Data listing start

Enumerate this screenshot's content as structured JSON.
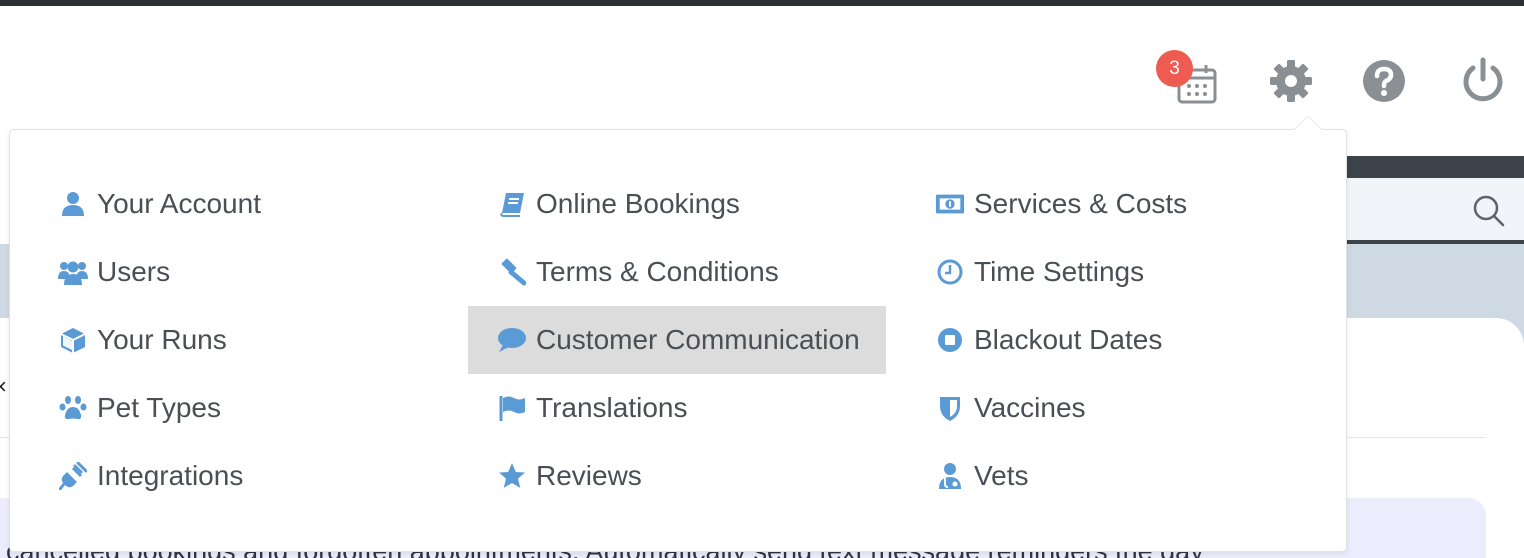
{
  "header": {
    "notification_count": "3",
    "icons": [
      "calendar-icon",
      "gear-icon",
      "help-icon",
      "power-icon"
    ]
  },
  "accent_color": "#5b9bd5",
  "badge_color": "#ee5b50",
  "settings_menu": {
    "columns": [
      [
        {
          "label": "Your Account",
          "icon": "user-icon"
        },
        {
          "label": "Users",
          "icon": "users-icon"
        },
        {
          "label": "Your Runs",
          "icon": "cube-icon"
        },
        {
          "label": "Pet Types",
          "icon": "paw-icon"
        },
        {
          "label": "Integrations",
          "icon": "plug-icon"
        }
      ],
      [
        {
          "label": "Online Bookings",
          "icon": "book-icon"
        },
        {
          "label": "Terms & Conditions",
          "icon": "gavel-icon"
        },
        {
          "label": "Customer Communication",
          "icon": "comment-icon",
          "active": true
        },
        {
          "label": "Translations",
          "icon": "flag-icon"
        },
        {
          "label": "Reviews",
          "icon": "star-icon"
        }
      ],
      [
        {
          "label": "Services & Costs",
          "icon": "money-icon"
        },
        {
          "label": "Time Settings",
          "icon": "clock-icon"
        },
        {
          "label": "Blackout Dates",
          "icon": "stop-circle-icon"
        },
        {
          "label": "Vaccines",
          "icon": "shield-icon"
        },
        {
          "label": "Vets",
          "icon": "doctor-icon"
        }
      ]
    ]
  },
  "background": {
    "info_text": "cancelled bookings and forgotten appointments. Automatically send text message reminders the day"
  }
}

Data listing end

• Required task:
Each line in the records above should be reproduced exactly; images are not copied.

• Worked answer:
Enumerate this screenshot's content as structured JSON.
{
  "header": {
    "notification_count": "3",
    "icons": [
      "calendar-icon",
      "gear-icon",
      "help-icon",
      "power-icon"
    ]
  },
  "accent_color": "#5b9bd5",
  "badge_color": "#ee5b50",
  "settings_menu": {
    "columns": [
      [
        {
          "label": "Your Account",
          "icon": "user-icon"
        },
        {
          "label": "Users",
          "icon": "users-icon"
        },
        {
          "label": "Your Runs",
          "icon": "cube-icon"
        },
        {
          "label": "Pet Types",
          "icon": "paw-icon"
        },
        {
          "label": "Integrations",
          "icon": "plug-icon"
        }
      ],
      [
        {
          "label": "Online Bookings",
          "icon": "book-icon"
        },
        {
          "label": "Terms & Conditions",
          "icon": "gavel-icon"
        },
        {
          "label": "Customer Communication",
          "icon": "comment-icon",
          "active": true
        },
        {
          "label": "Translations",
          "icon": "flag-icon"
        },
        {
          "label": "Reviews",
          "icon": "star-icon"
        }
      ],
      [
        {
          "label": "Services & Costs",
          "icon": "money-icon"
        },
        {
          "label": "Time Settings",
          "icon": "clock-icon"
        },
        {
          "label": "Blackout Dates",
          "icon": "stop-circle-icon"
        },
        {
          "label": "Vaccines",
          "icon": "shield-icon"
        },
        {
          "label": "Vets",
          "icon": "doctor-icon"
        }
      ]
    ]
  },
  "background": {
    "info_text": "cancelled bookings and forgotten appointments. Automatically send text message reminders the day"
  }
}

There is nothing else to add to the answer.